§ **WHAT THIS TASK INVOLVES**
Within the records that follow, find every line containing the string "heading". Copy those lines.

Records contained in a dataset
<<<<
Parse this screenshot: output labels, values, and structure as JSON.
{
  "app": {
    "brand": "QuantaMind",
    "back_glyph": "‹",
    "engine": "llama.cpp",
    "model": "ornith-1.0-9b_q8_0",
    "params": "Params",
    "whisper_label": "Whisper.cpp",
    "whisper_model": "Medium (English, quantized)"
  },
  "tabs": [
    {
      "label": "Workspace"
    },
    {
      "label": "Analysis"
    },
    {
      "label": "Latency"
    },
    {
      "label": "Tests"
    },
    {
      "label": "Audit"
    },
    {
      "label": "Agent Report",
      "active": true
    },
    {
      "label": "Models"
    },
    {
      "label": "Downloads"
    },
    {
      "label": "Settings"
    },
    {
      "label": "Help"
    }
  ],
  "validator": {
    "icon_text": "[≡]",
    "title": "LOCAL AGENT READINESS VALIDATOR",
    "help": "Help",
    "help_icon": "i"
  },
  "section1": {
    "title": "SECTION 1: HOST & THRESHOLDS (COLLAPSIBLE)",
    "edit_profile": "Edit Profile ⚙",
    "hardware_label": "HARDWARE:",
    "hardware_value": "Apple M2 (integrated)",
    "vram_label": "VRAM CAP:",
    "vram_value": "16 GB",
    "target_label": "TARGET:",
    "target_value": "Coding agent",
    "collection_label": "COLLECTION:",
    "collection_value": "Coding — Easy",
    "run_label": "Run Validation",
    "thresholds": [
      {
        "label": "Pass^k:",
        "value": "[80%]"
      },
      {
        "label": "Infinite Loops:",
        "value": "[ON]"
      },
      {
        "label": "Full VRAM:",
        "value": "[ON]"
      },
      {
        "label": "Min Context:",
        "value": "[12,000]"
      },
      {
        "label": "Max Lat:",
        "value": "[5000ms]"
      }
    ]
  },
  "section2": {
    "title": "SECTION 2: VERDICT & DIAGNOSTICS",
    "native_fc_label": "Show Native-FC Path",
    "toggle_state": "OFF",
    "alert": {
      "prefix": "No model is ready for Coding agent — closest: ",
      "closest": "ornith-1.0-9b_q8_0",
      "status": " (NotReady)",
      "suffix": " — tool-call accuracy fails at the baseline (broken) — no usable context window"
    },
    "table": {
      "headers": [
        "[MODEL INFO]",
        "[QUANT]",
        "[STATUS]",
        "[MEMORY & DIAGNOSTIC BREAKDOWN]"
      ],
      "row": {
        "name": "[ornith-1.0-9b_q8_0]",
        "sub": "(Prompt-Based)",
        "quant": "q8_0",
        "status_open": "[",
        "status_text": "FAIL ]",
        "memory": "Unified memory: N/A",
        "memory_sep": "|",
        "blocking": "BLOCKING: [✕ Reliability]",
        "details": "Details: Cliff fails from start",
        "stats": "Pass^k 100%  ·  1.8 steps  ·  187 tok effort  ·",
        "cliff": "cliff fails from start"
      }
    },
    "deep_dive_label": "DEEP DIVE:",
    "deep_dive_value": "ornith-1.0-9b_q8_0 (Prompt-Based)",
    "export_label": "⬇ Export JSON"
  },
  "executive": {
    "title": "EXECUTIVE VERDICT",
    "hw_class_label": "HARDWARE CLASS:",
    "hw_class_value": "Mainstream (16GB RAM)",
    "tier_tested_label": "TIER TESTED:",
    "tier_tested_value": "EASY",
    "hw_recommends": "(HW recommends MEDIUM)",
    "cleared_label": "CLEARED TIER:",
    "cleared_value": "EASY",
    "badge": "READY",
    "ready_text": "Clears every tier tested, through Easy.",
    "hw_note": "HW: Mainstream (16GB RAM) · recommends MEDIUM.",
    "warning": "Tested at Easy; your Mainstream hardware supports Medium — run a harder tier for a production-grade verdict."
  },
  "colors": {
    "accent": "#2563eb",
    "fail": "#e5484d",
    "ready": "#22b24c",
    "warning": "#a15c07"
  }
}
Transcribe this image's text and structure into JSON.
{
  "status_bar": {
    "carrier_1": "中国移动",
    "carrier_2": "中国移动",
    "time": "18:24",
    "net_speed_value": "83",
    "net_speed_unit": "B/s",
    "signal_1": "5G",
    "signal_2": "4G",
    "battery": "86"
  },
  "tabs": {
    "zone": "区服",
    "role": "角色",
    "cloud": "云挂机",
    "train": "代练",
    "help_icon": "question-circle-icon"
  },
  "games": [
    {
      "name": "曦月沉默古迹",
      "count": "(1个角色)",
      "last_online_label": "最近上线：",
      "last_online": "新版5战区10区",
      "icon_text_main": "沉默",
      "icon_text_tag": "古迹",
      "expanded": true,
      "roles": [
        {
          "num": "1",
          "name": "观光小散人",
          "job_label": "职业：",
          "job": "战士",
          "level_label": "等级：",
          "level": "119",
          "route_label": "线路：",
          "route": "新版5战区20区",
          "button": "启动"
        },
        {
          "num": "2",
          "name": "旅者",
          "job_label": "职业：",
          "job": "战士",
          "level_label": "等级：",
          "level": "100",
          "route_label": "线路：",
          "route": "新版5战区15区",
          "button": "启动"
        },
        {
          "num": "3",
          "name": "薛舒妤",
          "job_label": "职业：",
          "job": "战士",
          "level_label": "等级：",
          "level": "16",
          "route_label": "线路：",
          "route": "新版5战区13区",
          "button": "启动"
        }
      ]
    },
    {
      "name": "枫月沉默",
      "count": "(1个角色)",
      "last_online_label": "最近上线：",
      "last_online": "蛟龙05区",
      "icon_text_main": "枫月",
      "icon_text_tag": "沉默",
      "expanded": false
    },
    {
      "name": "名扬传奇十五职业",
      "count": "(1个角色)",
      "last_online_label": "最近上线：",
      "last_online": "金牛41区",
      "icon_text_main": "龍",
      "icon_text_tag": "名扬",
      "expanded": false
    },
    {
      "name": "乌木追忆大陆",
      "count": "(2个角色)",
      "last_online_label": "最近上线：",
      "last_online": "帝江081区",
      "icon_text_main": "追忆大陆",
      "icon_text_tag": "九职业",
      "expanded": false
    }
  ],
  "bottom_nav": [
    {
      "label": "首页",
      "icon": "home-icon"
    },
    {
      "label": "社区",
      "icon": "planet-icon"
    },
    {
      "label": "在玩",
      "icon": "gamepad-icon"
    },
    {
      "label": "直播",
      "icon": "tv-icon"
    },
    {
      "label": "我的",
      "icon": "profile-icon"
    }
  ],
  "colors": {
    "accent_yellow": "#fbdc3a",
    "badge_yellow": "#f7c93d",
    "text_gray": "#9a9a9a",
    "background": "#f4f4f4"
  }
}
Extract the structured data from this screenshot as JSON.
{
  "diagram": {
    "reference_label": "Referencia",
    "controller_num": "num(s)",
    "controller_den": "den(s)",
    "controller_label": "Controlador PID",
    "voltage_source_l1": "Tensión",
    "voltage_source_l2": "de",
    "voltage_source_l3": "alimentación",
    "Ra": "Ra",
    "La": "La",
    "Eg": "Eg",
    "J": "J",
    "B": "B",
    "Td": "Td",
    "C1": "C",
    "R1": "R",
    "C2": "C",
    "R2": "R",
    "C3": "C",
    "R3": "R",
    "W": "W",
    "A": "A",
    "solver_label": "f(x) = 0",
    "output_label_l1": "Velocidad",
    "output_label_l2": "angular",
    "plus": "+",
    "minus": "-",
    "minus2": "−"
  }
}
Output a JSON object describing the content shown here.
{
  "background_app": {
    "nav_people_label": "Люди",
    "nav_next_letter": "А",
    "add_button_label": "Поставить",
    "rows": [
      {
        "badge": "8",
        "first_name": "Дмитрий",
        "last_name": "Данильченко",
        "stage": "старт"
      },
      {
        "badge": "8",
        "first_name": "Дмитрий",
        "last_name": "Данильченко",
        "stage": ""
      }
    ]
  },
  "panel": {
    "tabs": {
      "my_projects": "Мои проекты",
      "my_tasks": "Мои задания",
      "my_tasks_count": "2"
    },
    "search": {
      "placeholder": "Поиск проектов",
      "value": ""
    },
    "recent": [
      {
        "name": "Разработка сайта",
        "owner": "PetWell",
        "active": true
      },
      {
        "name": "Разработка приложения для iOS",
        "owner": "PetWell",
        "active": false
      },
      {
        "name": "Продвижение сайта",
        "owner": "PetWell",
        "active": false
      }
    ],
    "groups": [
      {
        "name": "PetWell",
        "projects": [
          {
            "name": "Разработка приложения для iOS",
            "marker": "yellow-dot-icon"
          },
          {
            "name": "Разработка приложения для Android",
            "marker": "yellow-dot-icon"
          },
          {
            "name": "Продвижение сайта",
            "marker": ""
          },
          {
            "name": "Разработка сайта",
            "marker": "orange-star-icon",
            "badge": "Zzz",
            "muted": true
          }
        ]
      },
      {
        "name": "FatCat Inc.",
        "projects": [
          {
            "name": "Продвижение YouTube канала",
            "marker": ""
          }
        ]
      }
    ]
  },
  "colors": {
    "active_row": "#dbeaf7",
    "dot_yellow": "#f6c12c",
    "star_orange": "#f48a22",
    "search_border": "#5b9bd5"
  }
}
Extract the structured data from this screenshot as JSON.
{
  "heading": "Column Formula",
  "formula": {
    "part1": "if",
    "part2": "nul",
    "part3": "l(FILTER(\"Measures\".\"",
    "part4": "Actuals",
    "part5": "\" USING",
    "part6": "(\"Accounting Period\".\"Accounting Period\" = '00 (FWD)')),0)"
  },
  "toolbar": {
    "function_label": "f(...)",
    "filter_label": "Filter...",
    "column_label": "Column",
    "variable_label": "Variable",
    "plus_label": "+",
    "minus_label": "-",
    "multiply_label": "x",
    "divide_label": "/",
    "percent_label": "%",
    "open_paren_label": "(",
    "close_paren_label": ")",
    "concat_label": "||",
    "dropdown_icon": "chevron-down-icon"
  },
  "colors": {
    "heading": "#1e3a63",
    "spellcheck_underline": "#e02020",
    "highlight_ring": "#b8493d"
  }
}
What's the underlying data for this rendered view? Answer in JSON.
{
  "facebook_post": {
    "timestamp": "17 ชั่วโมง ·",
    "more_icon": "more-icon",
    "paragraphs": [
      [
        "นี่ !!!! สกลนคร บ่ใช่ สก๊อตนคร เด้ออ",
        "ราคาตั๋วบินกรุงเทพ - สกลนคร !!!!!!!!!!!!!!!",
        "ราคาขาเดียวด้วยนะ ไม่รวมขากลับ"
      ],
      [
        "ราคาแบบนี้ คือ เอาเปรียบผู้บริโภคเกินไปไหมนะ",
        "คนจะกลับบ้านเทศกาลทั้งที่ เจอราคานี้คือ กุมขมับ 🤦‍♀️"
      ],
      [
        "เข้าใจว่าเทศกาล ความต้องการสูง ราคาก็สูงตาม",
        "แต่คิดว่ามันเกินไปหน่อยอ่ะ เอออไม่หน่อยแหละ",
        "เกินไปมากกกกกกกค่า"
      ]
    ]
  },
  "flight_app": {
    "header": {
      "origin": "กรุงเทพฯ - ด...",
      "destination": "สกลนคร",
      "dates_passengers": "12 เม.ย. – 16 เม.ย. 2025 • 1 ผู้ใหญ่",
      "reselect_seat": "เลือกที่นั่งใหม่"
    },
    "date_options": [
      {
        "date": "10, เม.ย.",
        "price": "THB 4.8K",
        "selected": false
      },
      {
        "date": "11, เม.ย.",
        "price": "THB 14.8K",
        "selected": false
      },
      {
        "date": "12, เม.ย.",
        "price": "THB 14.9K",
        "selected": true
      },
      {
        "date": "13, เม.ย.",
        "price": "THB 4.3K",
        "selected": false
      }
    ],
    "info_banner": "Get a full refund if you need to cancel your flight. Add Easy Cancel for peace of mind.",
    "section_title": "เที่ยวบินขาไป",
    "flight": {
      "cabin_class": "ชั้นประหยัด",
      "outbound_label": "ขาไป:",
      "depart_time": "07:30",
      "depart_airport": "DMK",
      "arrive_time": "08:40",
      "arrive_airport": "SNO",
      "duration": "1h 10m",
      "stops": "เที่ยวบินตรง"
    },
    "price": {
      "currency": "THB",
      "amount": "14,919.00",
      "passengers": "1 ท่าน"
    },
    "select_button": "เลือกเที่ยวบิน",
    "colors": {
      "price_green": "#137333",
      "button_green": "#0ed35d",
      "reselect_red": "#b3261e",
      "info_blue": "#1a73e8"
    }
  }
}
>>>>
§ **EXERCISE OUTPUT**
  "heading": "Column Formula",
    "heading": "#1e3a63",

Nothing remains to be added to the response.